- _TASK BRIEF_
Restate the whole listing exactly.

- _EXCERPTED RECORDS_
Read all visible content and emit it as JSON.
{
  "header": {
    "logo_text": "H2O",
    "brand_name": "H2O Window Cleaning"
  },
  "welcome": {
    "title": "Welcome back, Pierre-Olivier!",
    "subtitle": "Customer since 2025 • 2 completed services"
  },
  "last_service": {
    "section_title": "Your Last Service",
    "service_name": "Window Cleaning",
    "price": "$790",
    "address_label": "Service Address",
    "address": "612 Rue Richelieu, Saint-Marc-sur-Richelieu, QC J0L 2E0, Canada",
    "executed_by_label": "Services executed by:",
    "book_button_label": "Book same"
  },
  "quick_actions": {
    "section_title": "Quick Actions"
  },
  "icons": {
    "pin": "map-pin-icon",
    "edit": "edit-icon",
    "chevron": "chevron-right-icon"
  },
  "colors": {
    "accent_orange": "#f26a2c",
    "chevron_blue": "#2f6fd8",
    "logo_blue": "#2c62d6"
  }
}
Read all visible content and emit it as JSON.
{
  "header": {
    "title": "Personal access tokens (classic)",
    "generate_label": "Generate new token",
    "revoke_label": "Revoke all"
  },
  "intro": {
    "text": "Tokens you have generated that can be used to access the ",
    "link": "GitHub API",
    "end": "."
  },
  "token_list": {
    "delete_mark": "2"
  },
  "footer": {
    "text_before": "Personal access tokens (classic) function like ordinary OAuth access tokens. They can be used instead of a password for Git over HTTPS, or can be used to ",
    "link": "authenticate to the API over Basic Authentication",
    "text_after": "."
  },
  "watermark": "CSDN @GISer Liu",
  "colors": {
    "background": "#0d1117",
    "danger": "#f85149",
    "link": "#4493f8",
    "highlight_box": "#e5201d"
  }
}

- _WRITTEN SOLUTION_
Read all visible content and emit it as JSON.
{
  "header": {
    "logo_text": "H2O",
    "brand_name": "H2O Window Cleaning"
  },
  "welcome": {
    "title": "Welcome back, Pierre-Olivier!",
    "subtitle": "Customer since 2025 • 2 completed services"
  },
  "last_service": {
    "section_title": "Your Last Service",
    "service_name": "Window Cleaning",
    "price": "$790",
    "address_label": "Service Address",
    "address": "612 Rue Richelieu, Saint-Marc-sur-Richelieu, QC J0L 2E0, Canada",
    "executed_by_label": "Services executed by:",
    "book_button_label": "Book same"
  },
  "quick_actions": {
    "section_title": "Quick Actions"
  },
  "icons": {
    "pin": "map-pin-icon",
    "edit": "edit-icon",
    "chevron": "chevron-right-icon"
  },
  "colors": {
    "accent_orange": "#f26a2c",
    "chevron_blue": "#2f6fd8",
    "logo_blue": "#2c62d6"
  }
}
Read all visible content and emit it as JSON.
{
  "header": {
    "title": "Personal access tokens (classic)",
    "generate_label": "Generate new token",
    "revoke_label": "Revoke all"
  },
  "intro": {
    "text": "Tokens you have generated that can be used to access the ",
    "link": "GitHub API",
    "end": "."
  },
  "token_list": {
    "delete_mark": "2"
  },
  "footer": {
    "text_before": "Personal access tokens (classic) function like ordinary OAuth access tokens. They can be used instead of a password for Git over HTTPS, or can be used to ",
    "link": "authenticate to the API over Basic Authentication",
    "text_after": "."
  },
  "watermark": "CSDN @GISer Liu",
  "colors": {
    "background": "#0d1117",
    "danger": "#f85149",
    "link": "#4493f8",
    "highlight_box": "#e5201d"
  }
}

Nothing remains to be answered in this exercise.